Guest post by Tyler Hayes, founder of Liisten.com, an independent music discovery site.
Liisten: What do you think of renting (spotify) music vs. owning and buying music?
RYAN: I feel like the biggest challenge as an independent musician is getting new ears to hear your music. Although it is a very sad fact that music has so little monetary value nowadays - I feel like Spotify, iTunes, Pandora, etc. are all excellent tools that make music more and more accessible to people. Doesn't matter if it's pay or rent to me.
Music sales are obviously welcomed and are very helpful to any artist, however access to new listeners is king. The reality of music being instantaneously available anywhere in the world, label or no label, is an incredible and overwhelming thing... incredible because it enables anyone with a guitar and a computer to distribute their art worldwide without a label. Overwhelming because it creates the challenge of earning people's attention when their music collections are already so overpopulated. In spite of the overflow of music, I think it's great that there are tools that help listeners discover new music based on tastes and what friends are listening to, etc... There have never been stronger tools in that regard as there are today.

• Extracted entries
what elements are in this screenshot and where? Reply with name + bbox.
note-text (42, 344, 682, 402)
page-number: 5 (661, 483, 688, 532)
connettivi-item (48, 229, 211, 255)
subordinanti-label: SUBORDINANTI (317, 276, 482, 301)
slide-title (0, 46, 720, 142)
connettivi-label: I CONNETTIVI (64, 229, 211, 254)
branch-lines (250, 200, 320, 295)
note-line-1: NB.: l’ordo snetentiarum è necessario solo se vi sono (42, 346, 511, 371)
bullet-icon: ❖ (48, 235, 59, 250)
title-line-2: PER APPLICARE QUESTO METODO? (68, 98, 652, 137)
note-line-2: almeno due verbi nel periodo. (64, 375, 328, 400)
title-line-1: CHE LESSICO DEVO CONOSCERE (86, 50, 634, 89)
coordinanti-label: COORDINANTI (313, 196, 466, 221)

• List of tasks
1 - In the Liisten interview about renting versus owning music, what does Ryan name as the biggest challenge for an independent musician?
2 - Write out the part of the Liisten interview starting with "RYAN: I feel" and going on through "rent to me.".
3 - Continue the Liisten interview about renting versus owning music from where it stops.
None of this work uses the records.

• Responses to the exercise
1 - Getting new ears to hear your music.

2 -
RYAN: I feel like the biggest challenge as an independent musician is getting new ears to hear your music. Although it is a very sad fact that music has so little monetary value nowadays - I feel like Spotify, iTunes, Pandora, etc. are all excellent tools that make music more and more accessible to people. Doesn't matter if it's pay or rent to me.

3 -
Liisten: Thoughts on music piracy? Do you ever look to see how and where your music is being pirated?
RYAN: Similar to my last answer - although it's not at all ideal that to some people choose to "steal" music rather than gain access to it legally, it still makes me glad that new folk's are listening to my music. I've noticed over the last couple years that within 24 hours of Sleeping At Last releasing new music, it will pop up in google searches as pirated download links. One click and the record starts downloading. Crazy how fast things get distributed illegally now, and it's definitely a bit of a bummer.. but I like to believe that the majority of music listeners are well-versed in the right and wrong's of downloading music illegally and choose to access music through popular and legal options (ie. Spotify, Pandora, iTunes, etc) Honestly, Spotify is a huge help in this department - It gives instant access to an enormous selection of music, and although artists don't get much money from it, it probably nets people that used to just downloaded it entirely free and illegally anyway.
Liisten: It seems you've just fine independently. Would you ever recommend any bands go the label route or actively advise against it?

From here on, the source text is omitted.